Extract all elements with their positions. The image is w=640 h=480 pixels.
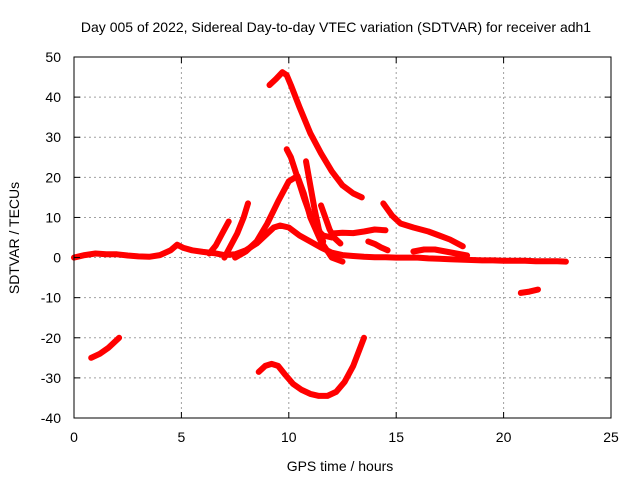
x-tick-label: 0 — [70, 429, 78, 445]
series-line-peak-46 — [266, 69, 365, 201]
grid — [74, 57, 611, 418]
y-tick-label: -20 — [41, 330, 61, 346]
series-line-bump-14 — [365, 238, 391, 254]
x-tick-label: 10 — [281, 429, 297, 445]
series-layer — [71, 69, 569, 399]
y-tick-label: 50 — [45, 49, 61, 65]
y-tick-label: 30 — [45, 129, 61, 145]
plot-frame — [73, 56, 612, 419]
series-line-spike-13 — [318, 202, 344, 247]
series-line-plateau-7 — [328, 226, 389, 237]
x-tick-label: 15 — [388, 429, 404, 445]
series-line-decay-14-18 — [380, 200, 466, 250]
series-line-arc-7-8 — [221, 200, 251, 261]
series-line-rise-to-20 — [232, 173, 301, 261]
y-tick-label: -40 — [41, 410, 61, 426]
series-line-spike-24 — [303, 158, 327, 245]
series-line-segment-21 — [517, 286, 541, 296]
y-tick-label: -10 — [41, 290, 61, 306]
x-tick-label: 20 — [496, 429, 512, 445]
series-line-bump-16-18 — [410, 246, 471, 259]
y-axis-title: SDTVAR / TECUs — [6, 182, 22, 294]
x-tick-labels: 0 5 10 15 20 25 — [70, 429, 619, 445]
y-tick-labels: -40 -30 -20 -10 0 10 20 30 40 50 — [41, 49, 61, 426]
y-tick-label: 0 — [53, 250, 61, 266]
y-tick-label: 10 — [45, 209, 61, 225]
chart-title: Day 005 of 2022, Sidereal Day-to-day VTE… — [81, 19, 591, 35]
y-tick-label: -30 — [41, 370, 61, 386]
series-line-segment-neg-25 — [88, 334, 123, 361]
x-tick-label: 25 — [603, 429, 619, 445]
axis-ticks — [73, 56, 612, 419]
y-tick-label: 20 — [45, 169, 61, 185]
series-line-trough-34 — [255, 334, 367, 399]
series-line-baseline-main — [71, 222, 569, 265]
x-tick-label: 5 — [178, 429, 186, 445]
x-axis-title: GPS time / hours — [287, 458, 394, 474]
series-line-arc-6-7 — [206, 218, 232, 257]
y-tick-label: 40 — [45, 89, 61, 105]
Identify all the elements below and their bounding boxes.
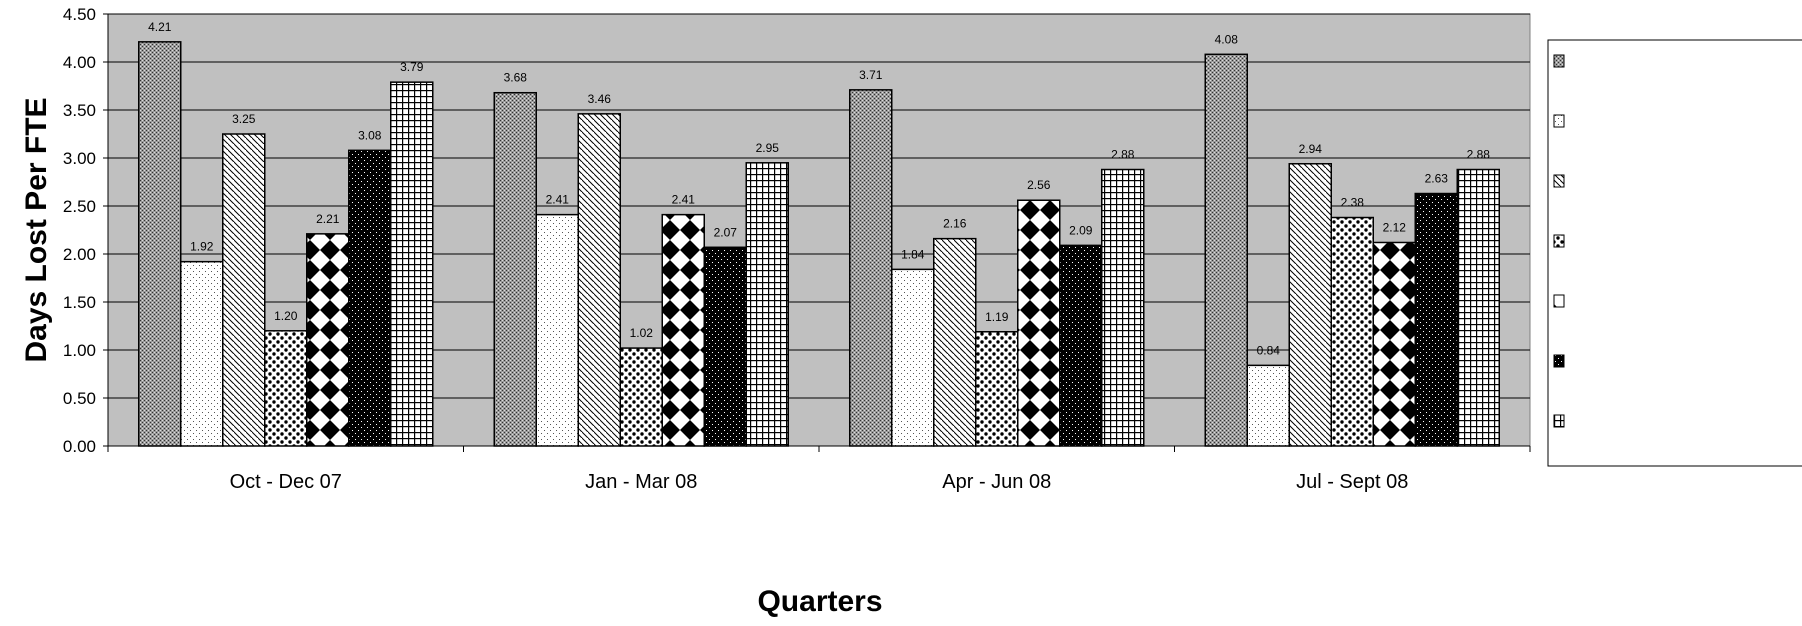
bar xyxy=(138,41,182,447)
legend-swatch xyxy=(1553,354,1565,368)
bar xyxy=(1456,168,1500,447)
y-tick-label: 0.50 xyxy=(63,389,96,408)
data-label: 2.38 xyxy=(1341,196,1365,210)
bar xyxy=(661,213,705,447)
bar xyxy=(703,246,747,447)
data-label: 2.63 xyxy=(1425,172,1449,186)
bar xyxy=(222,133,266,447)
bar xyxy=(849,89,893,447)
legend-swatch xyxy=(1553,114,1565,128)
legend-swatch xyxy=(1553,294,1565,308)
data-label: 1.20 xyxy=(274,309,298,323)
data-label: 3.71 xyxy=(859,68,883,82)
data-label: 1.19 xyxy=(985,310,1009,324)
data-label: 2.88 xyxy=(1111,148,1135,162)
bar xyxy=(306,233,350,447)
data-label: 2.88 xyxy=(1467,148,1491,162)
x-category-label: Jul - Sept 08 xyxy=(1296,471,1408,493)
y-axis: 0.00 0.50 1.00 1.50 2.00 2.50 3.00 3.50 4.00 4.50 xyxy=(63,5,109,456)
y-tick-label: 2.50 xyxy=(63,197,96,216)
legend-box xyxy=(1547,39,1802,467)
bar xyxy=(1101,168,1145,447)
bar xyxy=(1246,364,1290,447)
data-label: 1.02 xyxy=(630,326,654,340)
data-label: 2.41 xyxy=(546,193,570,207)
y-tick-label: 3.00 xyxy=(63,149,96,168)
bar xyxy=(745,162,789,447)
bar xyxy=(535,213,579,447)
bar xyxy=(577,113,621,447)
data-label: 3.79 xyxy=(400,60,424,74)
bar xyxy=(1017,199,1061,447)
data-label: 2.07 xyxy=(714,225,738,239)
bar xyxy=(1330,216,1374,447)
data-label: 2.95 xyxy=(756,141,780,155)
legend-swatch xyxy=(1553,54,1565,68)
data-label: 2.41 xyxy=(672,193,696,207)
legend-swatch xyxy=(1553,174,1565,188)
data-label: 2.09 xyxy=(1069,223,1093,237)
y-tick-label: 4.50 xyxy=(63,5,96,24)
data-label: 4.08 xyxy=(1215,32,1239,46)
data-label: 4.21 xyxy=(148,20,172,34)
data-label: 3.68 xyxy=(504,71,528,85)
data-label: 2.56 xyxy=(1027,178,1051,192)
bar xyxy=(1204,53,1248,447)
data-label: 1.84 xyxy=(901,247,925,261)
bar xyxy=(933,237,977,447)
legend xyxy=(1547,39,1802,467)
bar xyxy=(493,91,537,447)
x-axis-title: Quarters xyxy=(757,585,882,618)
legend-swatch xyxy=(1553,414,1565,428)
x-category-label: Jan - Mar 08 xyxy=(585,471,697,493)
y-axis-title: Days Lost Per FTE xyxy=(20,97,53,362)
data-label: 3.08 xyxy=(358,128,382,142)
bar xyxy=(264,330,308,447)
x-axis: Oct - Dec 07 Jan - Mar 08 Apr - Jun 08 Jul … xyxy=(107,445,1531,493)
bar xyxy=(1414,192,1458,447)
y-tick-label: 3.50 xyxy=(63,101,96,120)
bar xyxy=(891,268,935,447)
bar xyxy=(390,81,434,447)
bar xyxy=(180,260,224,447)
y-tick-label: 0.00 xyxy=(63,437,96,456)
bar-series-group xyxy=(138,41,1500,447)
data-label: 3.25 xyxy=(232,112,256,126)
data-label: 2.12 xyxy=(1383,220,1407,234)
bar xyxy=(975,331,1019,447)
bar xyxy=(1059,244,1103,447)
data-label: 3.46 xyxy=(588,92,612,106)
y-tick-label: 1.00 xyxy=(63,341,96,360)
bar xyxy=(1372,241,1416,447)
y-tick-label: 4.00 xyxy=(63,53,96,72)
data-label: 0.84 xyxy=(1257,343,1281,357)
data-label: 2.16 xyxy=(943,217,967,231)
data-labels-group: 4.21 1.92 3.25 1.20 2.21 3.08 3.79 3.68 2.41 3.46… xyxy=(148,20,1490,358)
x-category-label: Apr - Jun 08 xyxy=(942,471,1051,493)
data-label: 2.21 xyxy=(316,212,340,226)
y-tick-label: 1.50 xyxy=(63,293,96,312)
x-category-label: Oct - Dec 07 xyxy=(230,471,342,493)
legend-swatch xyxy=(1553,234,1565,248)
bar xyxy=(1288,163,1332,447)
bar xyxy=(348,149,392,447)
data-label: 1.92 xyxy=(190,240,214,254)
data-label: 2.94 xyxy=(1299,142,1323,156)
bar xyxy=(619,347,663,447)
y-tick-label: 2.00 xyxy=(63,245,96,264)
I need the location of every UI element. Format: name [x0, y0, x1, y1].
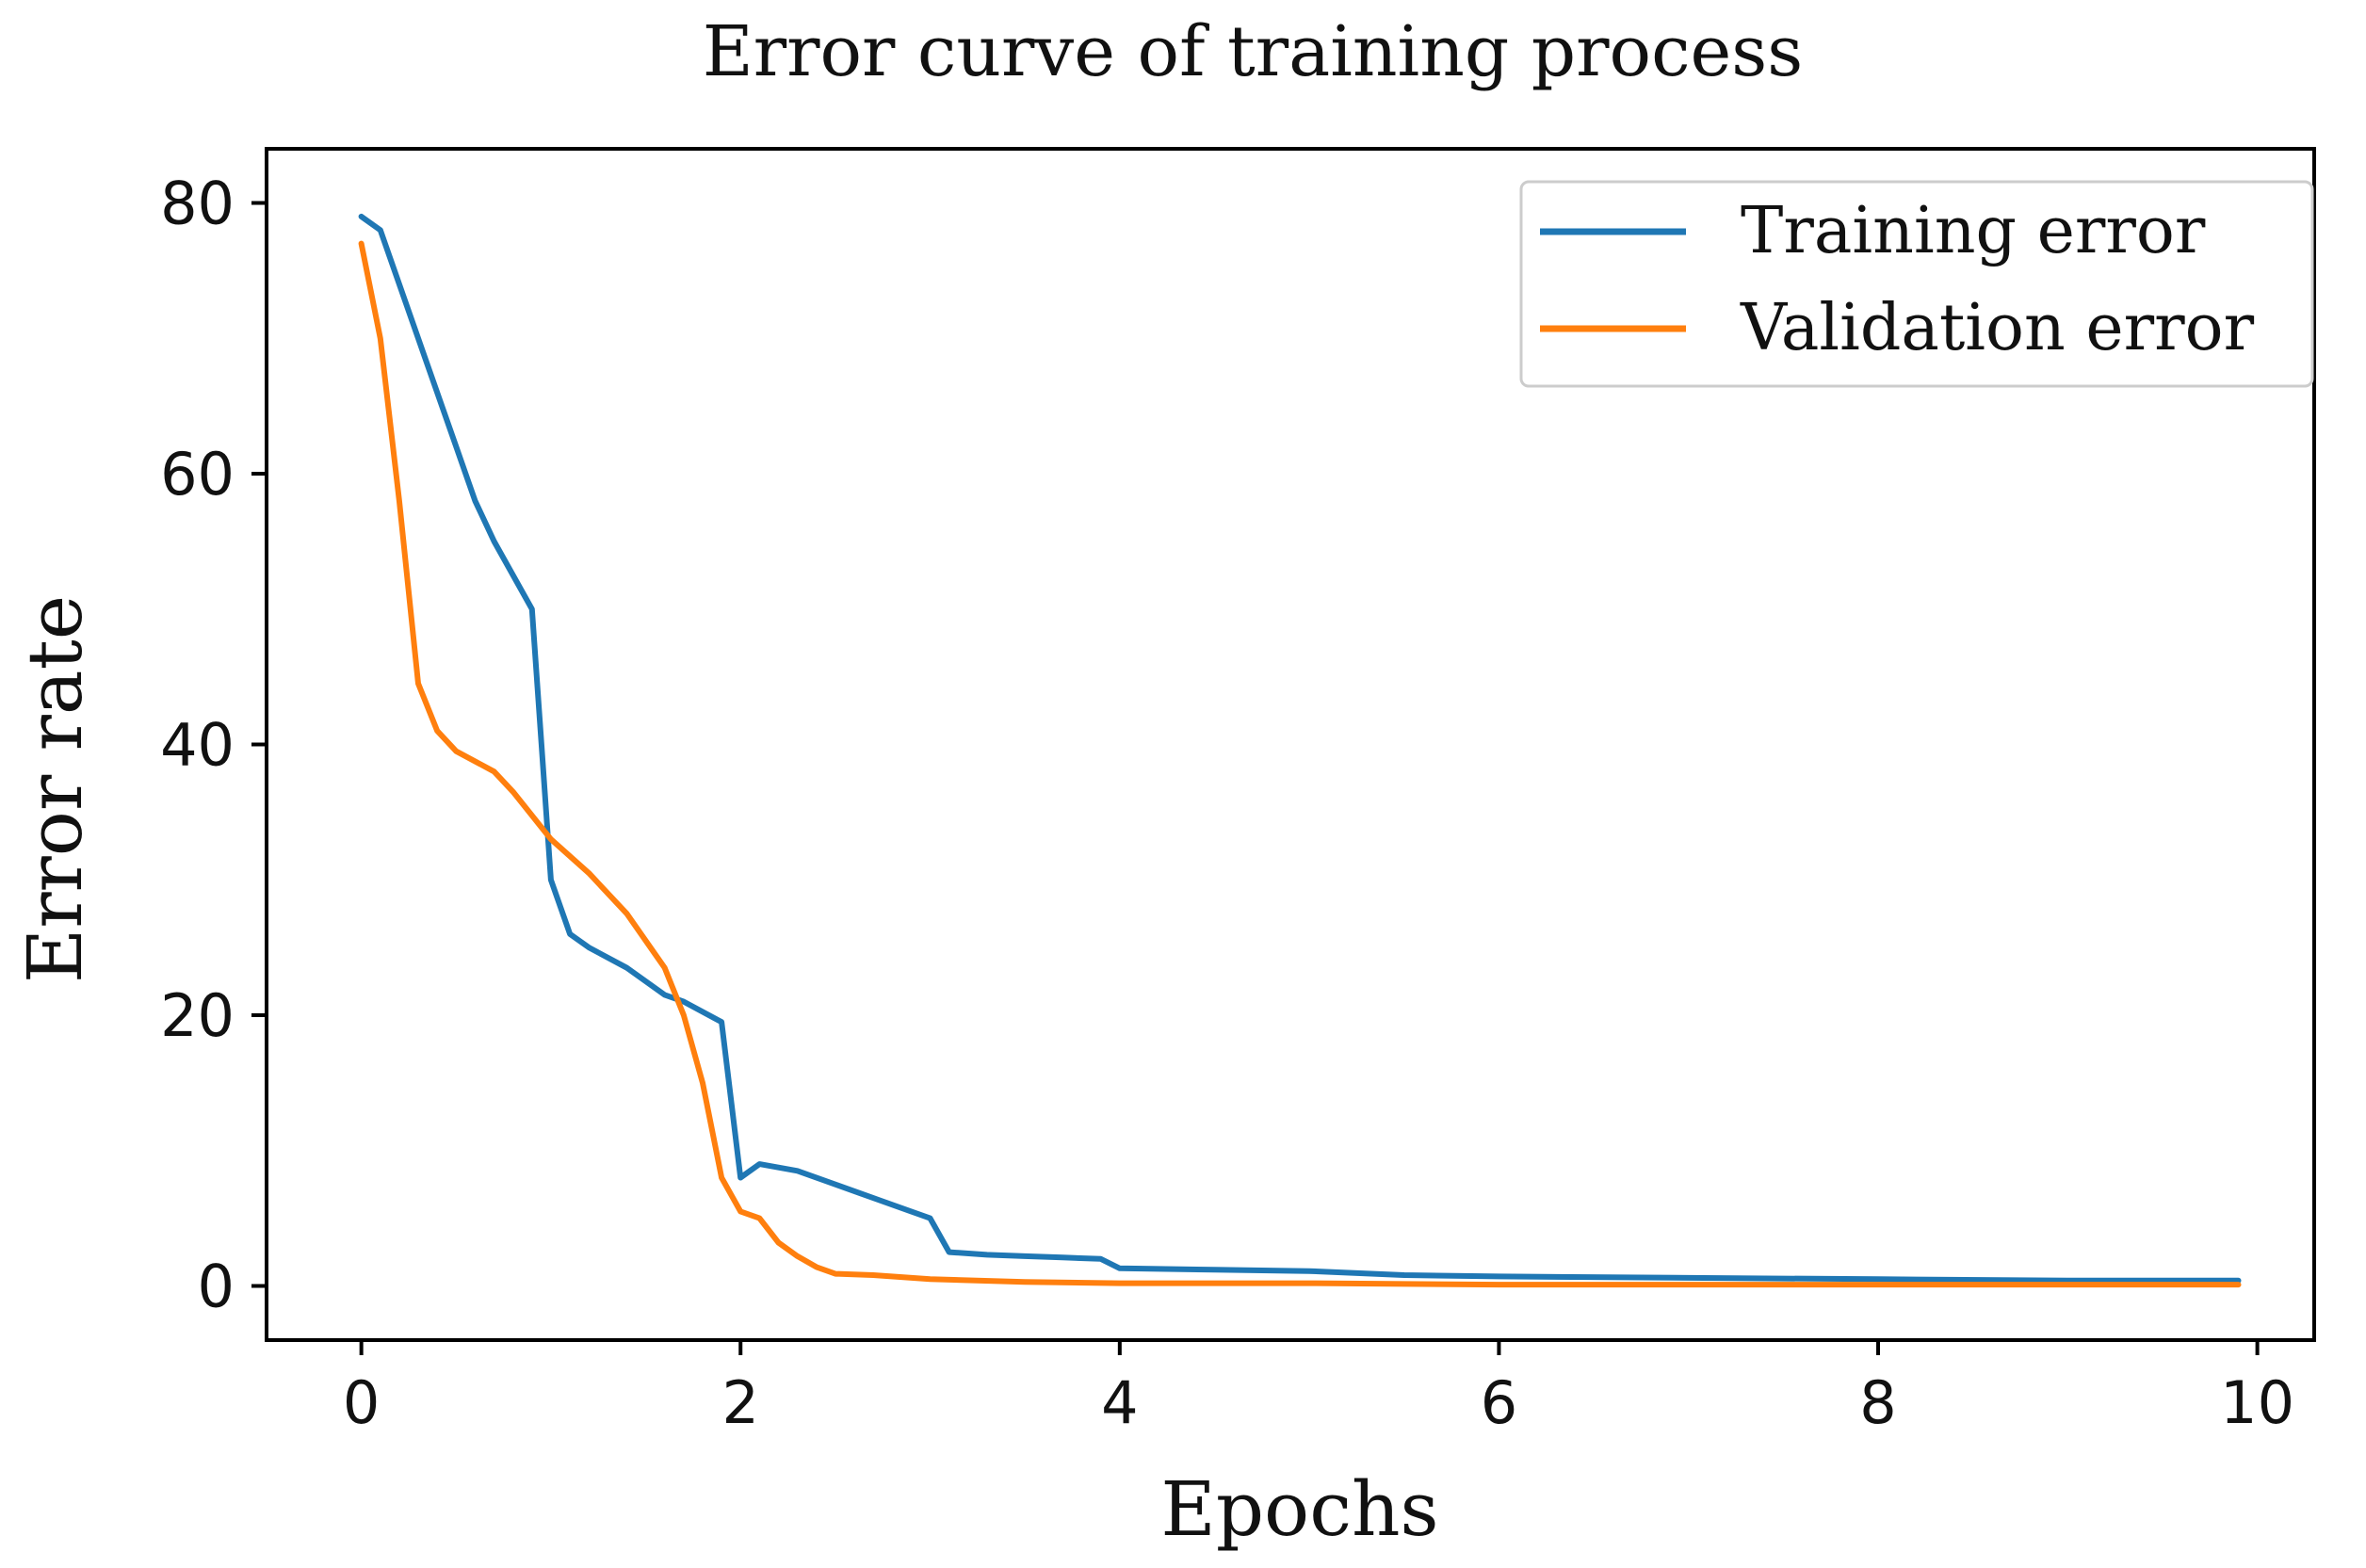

┄┄┄┄┄┄┄┄┄┄

Rewrite the material starting with the line that contains "x-tick-label: 0 — [70, 429, 78, 445]" and going on through the line that contains "Identify all the" as a JSON list of strings, one string per line, leaving out any blank lines.

[
  "x-tick-label: 0 — [70, 429, 78, 445]",
  "series-line-peak-46 — [266, 69, 365, 201]",
  "grid — [74, 57, 611, 418]",
  "y-tick-label: -20 — [41, 330, 61, 346]",
  "series-line-bump-14 — [365, 238, 391, 254]",
  "x-tick-label: 10 — [281, 429, 297, 445]",
  "series-layer — [71, 69, 569, 399]",
  "y-tick-label: 50 — [45, 49, 61, 65]",
  "y-tick-label: 30 — [45, 129, 61, 145]",
  "plot-frame — [73, 56, 612, 419]",
  "series-line-spike-13 — [318, 202, 344, 247]",
  "series-line-plateau-7 — [328, 226, 389, 237]",
  "x-tick-label: 15 — [388, 429, 404, 445]",
  "series-line-decay-14-18 — [380, 200, 466, 250]",
  "series-line-arc-7-8 — [221, 200, 251, 261]",
  "series-line-rise-to-20 — [232, 173, 301, 261]",
  "y-tick-label: -40 — [41, 410, 61, 426]",
  "series-line-spike-24 — [303, 158, 327, 245]",
  "series-line-segment-21 — [517, 286, 541, 296]",
  "y-tick-label: -10 — [41, 290, 61, 306]",
  "x-tick-label: 20 — [496, 429, 512, 445]",
  "series-line-bump-16-18 — [410, 246, 471, 259]",
  "y-axis-title: SDTVAR / TECUs — [6, 182, 22, 294]",
  "x-tick-labels: 0 5 10 15 20 25 — [70, 429, 619, 445]",
  "y-tick-labels: -40 -30 -20 -10 0 10 20 30 40 50 — [41, 49, 61, 426]",
  "y-tick-label: 0 — [53, 250, 61, 266]",
  "y-tick-label: 10 — [45, 209, 61, 225]",
  "chart-title: Day 005 of 2022, Sidereal Day-to-day VTE… — [81, 19, 591, 35]",
  "y-tick-label: -30 — [41, 370, 61, 386]",
  "series-line-segment-neg-25 — [88, 334, 123, 361]",
  "x-tick-label: 25 — [603, 429, 619, 445]",
  "axis-ticks — [73, 56, 612, 419]",
  "y-tick-label: 20 — [45, 169, 61, 185]",
  "series-line-trough-34 — [255, 334, 367, 399]",
  "series-line-baseline-main — [71, 222, 569, 265]",
  "x-tick-label: 5 — [178, 429, 186, 445]",
  "x-axis-title: GPS time / hours — [287, 458, 394, 474]",
  "series-line-arc-6-7 — [206, 218, 232, 257]",
  "y-tick-label: 40 — [45, 89, 61, 105]",
  "Identify all the elements below and their bounding boxes."
]